Please output everything in the polar vortex text from "If you live" down to "140 million Americans.", copied word for word.

Page text =
= = =
If you live in the Midwest, you already know this: it's very, very, extremely, downright absurdly cold out there. And things are only going to get worse as what weather experts call a "polar vortex" begins covering more and more of the country.

A polar vortex is a "deep low-pressure system that stretches to the upper levels of the atmosphere and usually circulates around the polar region." It's sort of like an arctic hurricane, one that would normally only hit parts of northeastern Canada. However, this particular vortex has reached much farther south than usual, and it may affect as many as 140 million Americans.
= = =
Source data =
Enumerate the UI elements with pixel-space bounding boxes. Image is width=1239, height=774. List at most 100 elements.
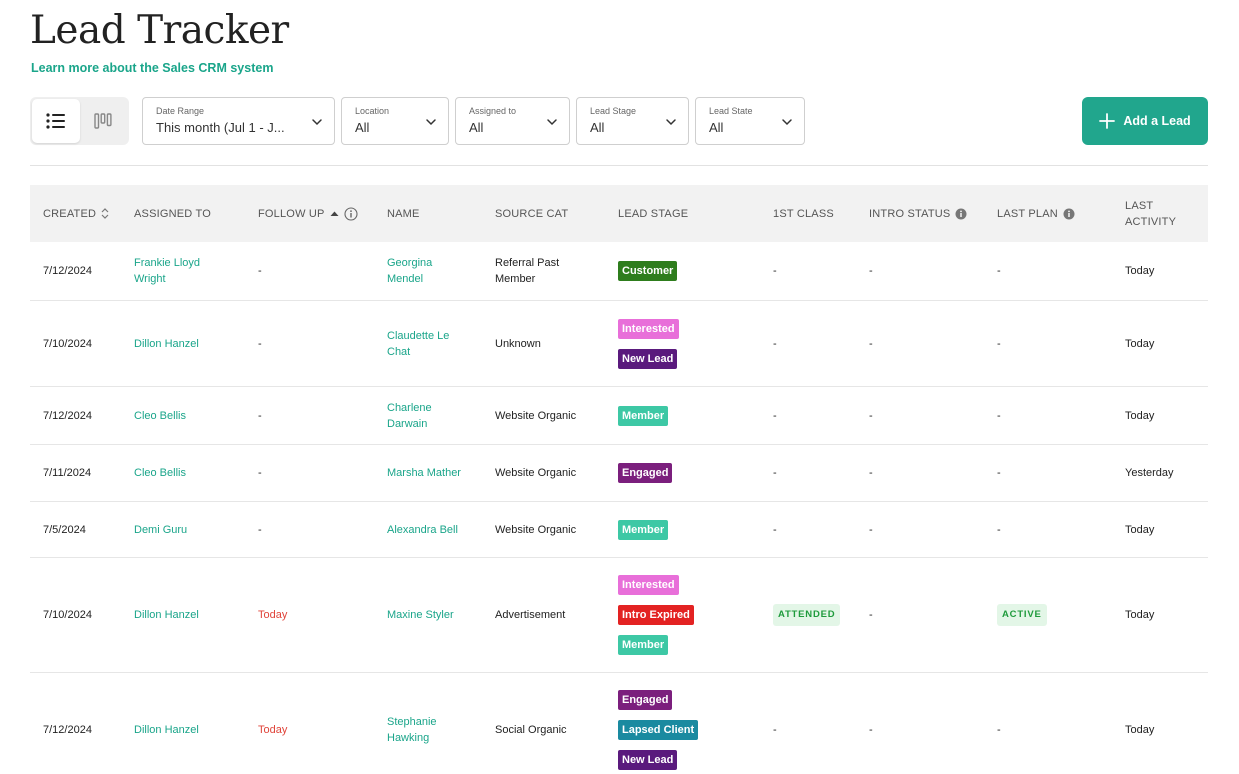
= = =
Task answer =
If you live in the Midwest, you already know this: it's very, very, extremely, downright absurdly cold out there. And things are only going to get worse as what weather experts call a "polar vortex" begins covering more and more of the country.

A polar vortex is a "deep low-pressure system that stretches to the upper levels of the atmosphere and usually circulates around the polar region." It's sort of like an arctic hurricane, one that would normally only hit parts of northeastern Canada. However, this particular vortex has reached much farther south than usual, and it may affect as many as 140 million Americans.